• **What this task involves**: Collect from the data below each line with "также".

— BEGIN —

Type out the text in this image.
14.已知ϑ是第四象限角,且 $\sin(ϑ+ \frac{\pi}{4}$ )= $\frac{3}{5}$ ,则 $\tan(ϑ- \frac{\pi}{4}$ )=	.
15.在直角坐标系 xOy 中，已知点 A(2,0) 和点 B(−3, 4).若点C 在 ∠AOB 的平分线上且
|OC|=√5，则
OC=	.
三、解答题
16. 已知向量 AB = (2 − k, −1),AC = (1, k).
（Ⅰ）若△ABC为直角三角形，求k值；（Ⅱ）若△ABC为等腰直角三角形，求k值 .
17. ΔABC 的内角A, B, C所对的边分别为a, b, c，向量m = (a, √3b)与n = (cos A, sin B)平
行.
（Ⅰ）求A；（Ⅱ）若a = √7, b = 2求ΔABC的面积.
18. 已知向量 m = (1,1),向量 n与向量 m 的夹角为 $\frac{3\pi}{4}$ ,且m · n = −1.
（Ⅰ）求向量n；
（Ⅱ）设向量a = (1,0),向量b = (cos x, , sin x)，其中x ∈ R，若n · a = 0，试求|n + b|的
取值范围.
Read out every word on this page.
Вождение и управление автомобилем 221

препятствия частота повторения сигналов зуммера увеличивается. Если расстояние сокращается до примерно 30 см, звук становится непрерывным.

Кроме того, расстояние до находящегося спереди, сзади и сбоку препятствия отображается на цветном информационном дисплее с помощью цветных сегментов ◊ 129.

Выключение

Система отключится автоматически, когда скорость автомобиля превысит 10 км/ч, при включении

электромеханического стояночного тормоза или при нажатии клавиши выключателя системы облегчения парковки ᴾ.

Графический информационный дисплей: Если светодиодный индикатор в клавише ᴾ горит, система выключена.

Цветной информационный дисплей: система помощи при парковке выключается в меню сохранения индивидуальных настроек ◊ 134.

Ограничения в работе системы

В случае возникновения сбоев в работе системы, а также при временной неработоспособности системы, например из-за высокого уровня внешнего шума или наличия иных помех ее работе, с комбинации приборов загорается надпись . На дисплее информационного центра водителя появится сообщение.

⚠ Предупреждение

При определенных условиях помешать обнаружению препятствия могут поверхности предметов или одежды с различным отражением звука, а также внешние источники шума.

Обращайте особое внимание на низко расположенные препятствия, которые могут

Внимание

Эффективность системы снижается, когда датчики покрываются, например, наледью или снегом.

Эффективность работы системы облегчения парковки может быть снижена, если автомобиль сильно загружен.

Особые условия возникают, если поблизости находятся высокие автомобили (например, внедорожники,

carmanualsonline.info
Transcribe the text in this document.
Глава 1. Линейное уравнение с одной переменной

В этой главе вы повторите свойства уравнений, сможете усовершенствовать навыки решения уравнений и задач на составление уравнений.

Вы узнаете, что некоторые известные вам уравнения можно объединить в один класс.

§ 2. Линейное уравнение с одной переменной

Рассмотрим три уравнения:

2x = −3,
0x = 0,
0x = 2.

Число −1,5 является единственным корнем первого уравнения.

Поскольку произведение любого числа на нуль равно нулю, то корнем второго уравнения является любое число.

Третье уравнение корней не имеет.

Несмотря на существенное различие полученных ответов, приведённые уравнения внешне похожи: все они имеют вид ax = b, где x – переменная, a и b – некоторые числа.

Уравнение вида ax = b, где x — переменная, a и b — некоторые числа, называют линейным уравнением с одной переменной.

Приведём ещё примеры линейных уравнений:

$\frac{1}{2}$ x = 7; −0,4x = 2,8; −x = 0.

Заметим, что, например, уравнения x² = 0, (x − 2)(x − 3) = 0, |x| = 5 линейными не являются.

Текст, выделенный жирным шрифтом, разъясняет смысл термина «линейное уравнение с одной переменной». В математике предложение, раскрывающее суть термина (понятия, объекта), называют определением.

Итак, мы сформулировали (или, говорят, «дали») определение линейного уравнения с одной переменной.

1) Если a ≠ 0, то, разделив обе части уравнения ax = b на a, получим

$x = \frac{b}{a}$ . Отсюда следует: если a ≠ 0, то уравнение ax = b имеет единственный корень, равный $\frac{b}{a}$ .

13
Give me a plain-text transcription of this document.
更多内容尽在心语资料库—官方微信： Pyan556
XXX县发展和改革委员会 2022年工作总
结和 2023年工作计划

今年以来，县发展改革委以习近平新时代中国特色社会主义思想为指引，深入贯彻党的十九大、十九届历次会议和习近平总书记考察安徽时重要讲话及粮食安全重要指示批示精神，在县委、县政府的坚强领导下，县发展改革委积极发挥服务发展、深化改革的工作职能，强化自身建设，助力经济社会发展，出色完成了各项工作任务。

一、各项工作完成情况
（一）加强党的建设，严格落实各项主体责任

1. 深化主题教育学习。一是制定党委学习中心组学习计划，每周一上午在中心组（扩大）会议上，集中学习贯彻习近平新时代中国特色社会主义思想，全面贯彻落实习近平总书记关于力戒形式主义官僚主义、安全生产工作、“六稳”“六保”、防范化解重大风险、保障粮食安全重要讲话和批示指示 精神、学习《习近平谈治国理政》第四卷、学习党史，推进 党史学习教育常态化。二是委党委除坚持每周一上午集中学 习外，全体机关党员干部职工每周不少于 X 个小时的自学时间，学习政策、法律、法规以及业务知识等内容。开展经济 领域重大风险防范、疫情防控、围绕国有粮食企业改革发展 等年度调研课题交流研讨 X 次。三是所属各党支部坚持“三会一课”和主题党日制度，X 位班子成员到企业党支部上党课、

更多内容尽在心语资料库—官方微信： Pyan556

— END —

• **Answer in full**:
В случае возникновения сбоев в работе системы, а также при временной неработоспособности системы, например из-за высокого уровня внешнего шума или наличия иных помех ее работе, с комбинации приборов загорается надпись . На дисплее информационного центра водителя появится сообщение.
При определенных условиях помешать обнаружению препятствия могут поверхности предметов или одежды с различным отражением звука, а также внешние источники шума.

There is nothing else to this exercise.